## Start EXTRACTED MATERIAL

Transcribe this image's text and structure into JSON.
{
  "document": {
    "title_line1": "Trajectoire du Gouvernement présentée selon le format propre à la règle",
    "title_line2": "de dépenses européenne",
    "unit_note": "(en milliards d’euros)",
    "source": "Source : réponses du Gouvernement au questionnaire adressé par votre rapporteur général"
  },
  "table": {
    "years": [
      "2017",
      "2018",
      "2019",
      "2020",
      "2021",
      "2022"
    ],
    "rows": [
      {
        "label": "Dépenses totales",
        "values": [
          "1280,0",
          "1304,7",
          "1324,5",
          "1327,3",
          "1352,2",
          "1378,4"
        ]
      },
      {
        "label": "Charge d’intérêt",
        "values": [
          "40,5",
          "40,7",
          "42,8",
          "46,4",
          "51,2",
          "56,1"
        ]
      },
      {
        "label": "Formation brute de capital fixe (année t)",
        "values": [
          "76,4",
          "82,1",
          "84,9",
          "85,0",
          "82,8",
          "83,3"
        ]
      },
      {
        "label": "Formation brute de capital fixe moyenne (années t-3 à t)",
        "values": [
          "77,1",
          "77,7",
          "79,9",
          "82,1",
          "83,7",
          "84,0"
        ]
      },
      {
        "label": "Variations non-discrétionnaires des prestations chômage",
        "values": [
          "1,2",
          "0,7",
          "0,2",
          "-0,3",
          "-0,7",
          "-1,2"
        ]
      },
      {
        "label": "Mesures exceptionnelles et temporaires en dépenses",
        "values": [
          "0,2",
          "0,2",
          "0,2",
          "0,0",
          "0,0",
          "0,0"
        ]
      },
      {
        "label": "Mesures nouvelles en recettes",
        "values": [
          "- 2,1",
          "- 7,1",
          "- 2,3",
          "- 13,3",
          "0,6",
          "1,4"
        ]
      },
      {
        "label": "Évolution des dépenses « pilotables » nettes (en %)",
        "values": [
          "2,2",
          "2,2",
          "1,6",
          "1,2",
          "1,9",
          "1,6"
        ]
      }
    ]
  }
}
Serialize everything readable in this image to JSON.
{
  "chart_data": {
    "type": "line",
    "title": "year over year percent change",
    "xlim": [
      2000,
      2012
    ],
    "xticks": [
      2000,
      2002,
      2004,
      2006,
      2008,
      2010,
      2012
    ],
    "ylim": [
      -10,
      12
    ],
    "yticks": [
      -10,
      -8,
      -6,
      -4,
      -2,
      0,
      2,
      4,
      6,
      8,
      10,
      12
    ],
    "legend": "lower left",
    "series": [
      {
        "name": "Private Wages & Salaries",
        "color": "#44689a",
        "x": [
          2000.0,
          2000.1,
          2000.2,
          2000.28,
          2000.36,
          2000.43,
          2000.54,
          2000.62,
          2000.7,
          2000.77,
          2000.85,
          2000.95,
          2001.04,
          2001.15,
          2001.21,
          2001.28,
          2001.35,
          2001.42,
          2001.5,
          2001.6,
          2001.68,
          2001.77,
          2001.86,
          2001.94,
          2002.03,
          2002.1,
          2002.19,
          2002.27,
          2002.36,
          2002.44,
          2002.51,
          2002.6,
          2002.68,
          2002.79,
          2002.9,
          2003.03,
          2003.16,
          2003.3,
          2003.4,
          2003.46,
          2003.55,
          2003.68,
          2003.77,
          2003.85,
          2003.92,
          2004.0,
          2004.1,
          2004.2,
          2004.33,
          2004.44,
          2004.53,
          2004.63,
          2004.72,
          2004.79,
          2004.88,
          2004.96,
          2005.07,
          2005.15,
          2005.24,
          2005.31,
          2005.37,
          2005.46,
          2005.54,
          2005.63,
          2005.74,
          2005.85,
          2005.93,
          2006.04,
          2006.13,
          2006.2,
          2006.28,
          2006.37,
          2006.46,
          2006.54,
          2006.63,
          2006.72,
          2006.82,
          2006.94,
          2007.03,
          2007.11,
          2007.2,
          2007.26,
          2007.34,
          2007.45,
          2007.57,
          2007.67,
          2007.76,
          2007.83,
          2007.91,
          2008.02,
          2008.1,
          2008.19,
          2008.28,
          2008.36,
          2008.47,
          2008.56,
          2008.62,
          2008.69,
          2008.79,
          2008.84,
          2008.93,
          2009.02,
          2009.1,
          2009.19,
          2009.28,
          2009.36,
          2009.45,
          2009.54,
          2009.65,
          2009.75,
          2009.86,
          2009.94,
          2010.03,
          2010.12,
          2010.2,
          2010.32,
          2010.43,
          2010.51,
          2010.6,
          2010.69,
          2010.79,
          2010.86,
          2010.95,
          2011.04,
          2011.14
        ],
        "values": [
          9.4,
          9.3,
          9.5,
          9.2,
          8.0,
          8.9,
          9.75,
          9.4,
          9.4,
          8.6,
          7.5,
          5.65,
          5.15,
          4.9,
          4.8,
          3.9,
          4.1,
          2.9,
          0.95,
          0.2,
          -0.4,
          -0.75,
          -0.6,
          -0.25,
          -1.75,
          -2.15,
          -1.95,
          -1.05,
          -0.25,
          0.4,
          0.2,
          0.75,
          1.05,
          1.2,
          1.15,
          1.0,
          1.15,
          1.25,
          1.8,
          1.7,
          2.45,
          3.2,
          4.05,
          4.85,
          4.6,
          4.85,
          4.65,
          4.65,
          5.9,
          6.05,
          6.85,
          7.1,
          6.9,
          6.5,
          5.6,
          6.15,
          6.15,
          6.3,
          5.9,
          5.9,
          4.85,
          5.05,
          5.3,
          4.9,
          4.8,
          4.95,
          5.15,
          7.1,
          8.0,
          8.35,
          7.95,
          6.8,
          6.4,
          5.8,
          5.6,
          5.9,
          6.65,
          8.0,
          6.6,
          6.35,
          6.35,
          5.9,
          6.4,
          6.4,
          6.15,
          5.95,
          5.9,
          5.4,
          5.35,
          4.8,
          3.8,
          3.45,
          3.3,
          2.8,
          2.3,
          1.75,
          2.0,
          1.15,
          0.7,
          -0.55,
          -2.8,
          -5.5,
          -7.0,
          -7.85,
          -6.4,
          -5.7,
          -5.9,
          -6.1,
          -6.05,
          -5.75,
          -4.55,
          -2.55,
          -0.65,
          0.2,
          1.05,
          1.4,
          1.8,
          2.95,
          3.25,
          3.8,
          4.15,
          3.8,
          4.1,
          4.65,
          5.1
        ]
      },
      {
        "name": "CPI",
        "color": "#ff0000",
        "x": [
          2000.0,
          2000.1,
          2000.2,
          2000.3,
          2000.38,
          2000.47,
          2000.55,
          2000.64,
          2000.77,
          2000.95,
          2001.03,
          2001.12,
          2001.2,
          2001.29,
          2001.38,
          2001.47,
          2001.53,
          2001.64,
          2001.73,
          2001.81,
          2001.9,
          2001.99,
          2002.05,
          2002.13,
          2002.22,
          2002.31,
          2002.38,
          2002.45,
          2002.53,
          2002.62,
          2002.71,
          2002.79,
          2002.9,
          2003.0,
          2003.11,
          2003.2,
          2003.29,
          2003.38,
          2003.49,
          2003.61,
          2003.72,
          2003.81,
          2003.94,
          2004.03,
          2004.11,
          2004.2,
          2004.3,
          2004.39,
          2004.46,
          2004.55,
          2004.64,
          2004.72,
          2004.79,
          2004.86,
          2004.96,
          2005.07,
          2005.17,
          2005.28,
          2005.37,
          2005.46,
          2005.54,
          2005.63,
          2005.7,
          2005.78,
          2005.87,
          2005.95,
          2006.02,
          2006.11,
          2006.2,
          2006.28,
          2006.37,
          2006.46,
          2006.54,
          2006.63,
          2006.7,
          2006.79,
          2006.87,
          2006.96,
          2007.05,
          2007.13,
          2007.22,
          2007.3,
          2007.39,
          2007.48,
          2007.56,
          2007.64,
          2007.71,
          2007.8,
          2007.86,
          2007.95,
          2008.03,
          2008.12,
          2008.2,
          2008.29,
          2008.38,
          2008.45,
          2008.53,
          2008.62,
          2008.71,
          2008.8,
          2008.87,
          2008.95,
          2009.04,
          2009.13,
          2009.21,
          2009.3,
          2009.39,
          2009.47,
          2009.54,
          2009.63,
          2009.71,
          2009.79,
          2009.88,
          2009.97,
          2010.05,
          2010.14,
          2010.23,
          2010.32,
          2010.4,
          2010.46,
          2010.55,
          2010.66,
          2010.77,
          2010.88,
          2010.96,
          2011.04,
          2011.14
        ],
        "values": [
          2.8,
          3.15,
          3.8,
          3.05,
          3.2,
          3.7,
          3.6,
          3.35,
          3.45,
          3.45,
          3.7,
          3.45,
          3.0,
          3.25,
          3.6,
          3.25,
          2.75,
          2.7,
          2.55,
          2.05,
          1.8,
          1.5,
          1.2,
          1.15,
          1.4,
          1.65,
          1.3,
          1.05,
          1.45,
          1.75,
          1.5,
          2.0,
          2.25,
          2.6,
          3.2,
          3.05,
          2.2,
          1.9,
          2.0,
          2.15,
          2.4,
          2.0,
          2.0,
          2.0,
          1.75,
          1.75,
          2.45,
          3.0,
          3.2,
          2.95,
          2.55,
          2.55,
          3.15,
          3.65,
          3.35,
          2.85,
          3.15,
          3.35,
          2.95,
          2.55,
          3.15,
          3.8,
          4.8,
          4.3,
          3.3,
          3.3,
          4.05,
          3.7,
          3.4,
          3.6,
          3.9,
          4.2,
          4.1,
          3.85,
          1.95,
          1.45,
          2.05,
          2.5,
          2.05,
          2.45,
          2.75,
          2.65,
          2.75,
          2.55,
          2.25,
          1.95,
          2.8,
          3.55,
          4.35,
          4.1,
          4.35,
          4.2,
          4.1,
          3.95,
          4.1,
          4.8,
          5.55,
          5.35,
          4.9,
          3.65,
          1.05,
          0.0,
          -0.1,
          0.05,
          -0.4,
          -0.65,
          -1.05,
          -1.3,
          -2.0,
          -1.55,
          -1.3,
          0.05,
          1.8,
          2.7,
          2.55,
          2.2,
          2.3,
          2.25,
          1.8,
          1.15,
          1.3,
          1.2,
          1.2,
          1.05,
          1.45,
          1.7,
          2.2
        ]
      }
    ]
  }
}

## End EXTRACTED MATERIAL

Looking at the listing above, count the lines that contain "Mesures" and give nothing but the number.

2